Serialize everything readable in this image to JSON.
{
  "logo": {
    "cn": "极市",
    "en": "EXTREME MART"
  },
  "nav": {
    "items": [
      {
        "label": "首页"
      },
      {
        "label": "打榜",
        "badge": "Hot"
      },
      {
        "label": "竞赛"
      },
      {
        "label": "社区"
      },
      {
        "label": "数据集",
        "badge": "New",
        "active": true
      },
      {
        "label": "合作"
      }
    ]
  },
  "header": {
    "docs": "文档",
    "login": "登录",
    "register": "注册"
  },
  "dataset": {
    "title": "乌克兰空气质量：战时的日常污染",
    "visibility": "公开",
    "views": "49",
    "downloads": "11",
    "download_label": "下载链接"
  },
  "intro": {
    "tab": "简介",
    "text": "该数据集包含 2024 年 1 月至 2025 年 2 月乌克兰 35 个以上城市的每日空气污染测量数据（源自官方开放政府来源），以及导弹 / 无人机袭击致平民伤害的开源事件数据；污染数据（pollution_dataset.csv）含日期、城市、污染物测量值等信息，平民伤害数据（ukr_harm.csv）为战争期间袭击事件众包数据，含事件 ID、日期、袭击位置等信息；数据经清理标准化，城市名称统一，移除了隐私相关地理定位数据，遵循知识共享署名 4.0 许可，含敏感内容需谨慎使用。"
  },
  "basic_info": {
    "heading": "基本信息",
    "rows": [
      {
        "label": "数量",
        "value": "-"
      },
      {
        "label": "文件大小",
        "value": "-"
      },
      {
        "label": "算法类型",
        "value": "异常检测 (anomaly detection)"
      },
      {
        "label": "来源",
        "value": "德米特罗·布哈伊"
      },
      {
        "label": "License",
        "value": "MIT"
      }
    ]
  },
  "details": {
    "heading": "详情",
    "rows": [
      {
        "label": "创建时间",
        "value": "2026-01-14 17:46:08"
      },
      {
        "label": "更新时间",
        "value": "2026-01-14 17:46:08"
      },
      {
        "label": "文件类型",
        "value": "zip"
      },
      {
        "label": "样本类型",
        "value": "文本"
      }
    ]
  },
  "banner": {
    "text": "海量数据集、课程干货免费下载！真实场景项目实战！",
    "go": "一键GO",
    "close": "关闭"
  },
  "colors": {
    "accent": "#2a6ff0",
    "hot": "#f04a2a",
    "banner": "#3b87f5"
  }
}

┄┄┄┄┄┄┄┄┄┄┄┄┄┄┄┄┄┄┄┄

▸ **Problem requirements**
Reproduce the data in its entirety, matching each character.

▸ **Task answer**
Serialize everything readable in this image to JSON.
{
  "logo": {
    "cn": "极市",
    "en": "EXTREME MART"
  },
  "nav": {
    "items": [
      {
        "label": "首页"
      },
      {
        "label": "打榜",
        "badge": "Hot"
      },
      {
        "label": "竞赛"
      },
      {
        "label": "社区"
      },
      {
        "label": "数据集",
        "badge": "New",
        "active": true
      },
      {
        "label": "合作"
      }
    ]
  },
  "header": {
    "docs": "文档",
    "login": "登录",
    "register": "注册"
  },
  "dataset": {
    "title": "乌克兰空气质量：战时的日常污染",
    "visibility": "公开",
    "views": "49",
    "downloads": "11",
    "download_label": "下载链接"
  },
  "intro": {
    "tab": "简介",
    "text": "该数据集包含 2024 年 1 月至 2025 年 2 月乌克兰 35 个以上城市的每日空气污染测量数据（源自官方开放政府来源），以及导弹 / 无人机袭击致平民伤害的开源事件数据；污染数据（pollution_dataset.csv）含日期、城市、污染物测量值等信息，平民伤害数据（ukr_harm.csv）为战争期间袭击事件众包数据，含事件 ID、日期、袭击位置等信息；数据经清理标准化，城市名称统一，移除了隐私相关地理定位数据，遵循知识共享署名 4.0 许可，含敏感内容需谨慎使用。"
  },
  "basic_info": {
    "heading": "基本信息",
    "rows": [
      {
        "label": "数量",
        "value": "-"
      },
      {
        "label": "文件大小",
        "value": "-"
      },
      {
        "label": "算法类型",
        "value": "异常检测 (anomaly detection)"
      },
      {
        "label": "来源",
        "value": "德米特罗·布哈伊"
      },
      {
        "label": "License",
        "value": "MIT"
      }
    ]
  },
  "details": {
    "heading": "详情",
    "rows": [
      {
        "label": "创建时间",
        "value": "2026-01-14 17:46:08"
      },
      {
        "label": "更新时间",
        "value": "2026-01-14 17:46:08"
      },
      {
        "label": "文件类型",
        "value": "zip"
      },
      {
        "label": "样本类型",
        "value": "文本"
      }
    ]
  },
  "banner": {
    "text": "海量数据集、课程干货免费下载！真实场景项目实战！",
    "go": "一键GO",
    "close": "关闭"
  },
  "colors": {
    "accent": "#2a6ff0",
    "hot": "#f04a2a",
    "banner": "#3b87f5"
  }
}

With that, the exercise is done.